=== WHAT YOU NEED TO DO ===
Look through the data below. Pick out the lines holding the string "this".
──────────
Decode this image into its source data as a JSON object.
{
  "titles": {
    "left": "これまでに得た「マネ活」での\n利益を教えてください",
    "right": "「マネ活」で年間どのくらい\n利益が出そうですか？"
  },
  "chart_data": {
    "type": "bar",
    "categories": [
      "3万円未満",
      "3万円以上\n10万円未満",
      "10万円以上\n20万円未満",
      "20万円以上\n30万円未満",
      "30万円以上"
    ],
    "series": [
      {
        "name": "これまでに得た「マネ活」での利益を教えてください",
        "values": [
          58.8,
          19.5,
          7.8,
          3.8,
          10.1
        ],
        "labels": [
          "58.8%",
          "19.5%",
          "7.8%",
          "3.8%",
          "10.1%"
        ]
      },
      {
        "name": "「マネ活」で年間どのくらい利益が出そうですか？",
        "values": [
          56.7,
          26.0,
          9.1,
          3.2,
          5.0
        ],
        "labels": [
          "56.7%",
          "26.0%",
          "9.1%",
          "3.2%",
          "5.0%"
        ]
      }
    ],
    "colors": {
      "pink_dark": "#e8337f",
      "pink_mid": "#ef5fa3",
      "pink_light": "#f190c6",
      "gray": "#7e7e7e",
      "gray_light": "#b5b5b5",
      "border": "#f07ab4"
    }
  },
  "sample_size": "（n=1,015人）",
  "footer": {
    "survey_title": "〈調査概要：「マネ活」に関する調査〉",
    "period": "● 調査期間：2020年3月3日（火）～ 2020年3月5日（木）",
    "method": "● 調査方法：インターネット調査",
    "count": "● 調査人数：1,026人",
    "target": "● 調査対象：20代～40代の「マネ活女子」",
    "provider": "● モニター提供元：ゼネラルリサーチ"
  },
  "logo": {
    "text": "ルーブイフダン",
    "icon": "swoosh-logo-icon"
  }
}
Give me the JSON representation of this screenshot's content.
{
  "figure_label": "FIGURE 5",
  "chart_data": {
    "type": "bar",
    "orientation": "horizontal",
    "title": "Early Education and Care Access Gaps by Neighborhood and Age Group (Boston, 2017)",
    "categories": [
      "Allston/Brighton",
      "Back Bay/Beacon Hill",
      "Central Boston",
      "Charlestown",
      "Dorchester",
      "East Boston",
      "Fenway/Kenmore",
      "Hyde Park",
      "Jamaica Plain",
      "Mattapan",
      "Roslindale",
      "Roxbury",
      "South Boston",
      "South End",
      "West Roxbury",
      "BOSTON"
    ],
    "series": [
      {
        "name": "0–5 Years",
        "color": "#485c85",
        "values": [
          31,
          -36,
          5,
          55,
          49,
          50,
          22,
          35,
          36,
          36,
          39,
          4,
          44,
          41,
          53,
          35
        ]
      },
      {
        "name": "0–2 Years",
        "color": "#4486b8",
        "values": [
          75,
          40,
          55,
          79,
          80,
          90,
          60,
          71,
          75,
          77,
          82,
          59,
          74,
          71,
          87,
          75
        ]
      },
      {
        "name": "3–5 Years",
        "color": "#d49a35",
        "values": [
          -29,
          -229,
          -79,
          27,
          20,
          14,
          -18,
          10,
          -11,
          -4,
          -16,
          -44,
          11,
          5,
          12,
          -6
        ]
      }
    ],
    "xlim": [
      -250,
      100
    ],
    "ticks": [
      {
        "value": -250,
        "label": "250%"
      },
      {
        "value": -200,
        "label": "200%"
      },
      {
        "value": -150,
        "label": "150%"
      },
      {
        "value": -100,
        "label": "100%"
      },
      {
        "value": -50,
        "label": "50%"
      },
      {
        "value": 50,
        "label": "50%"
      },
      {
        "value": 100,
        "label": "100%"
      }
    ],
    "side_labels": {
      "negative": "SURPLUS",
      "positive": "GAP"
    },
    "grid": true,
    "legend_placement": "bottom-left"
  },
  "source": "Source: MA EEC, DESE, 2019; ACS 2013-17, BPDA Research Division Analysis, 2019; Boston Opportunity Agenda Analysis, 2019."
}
──────────
=== WRITTEN SOLUTION ===
Decode this image into its source data as a JSON object.
Give me the JSON representation of this screenshot's content.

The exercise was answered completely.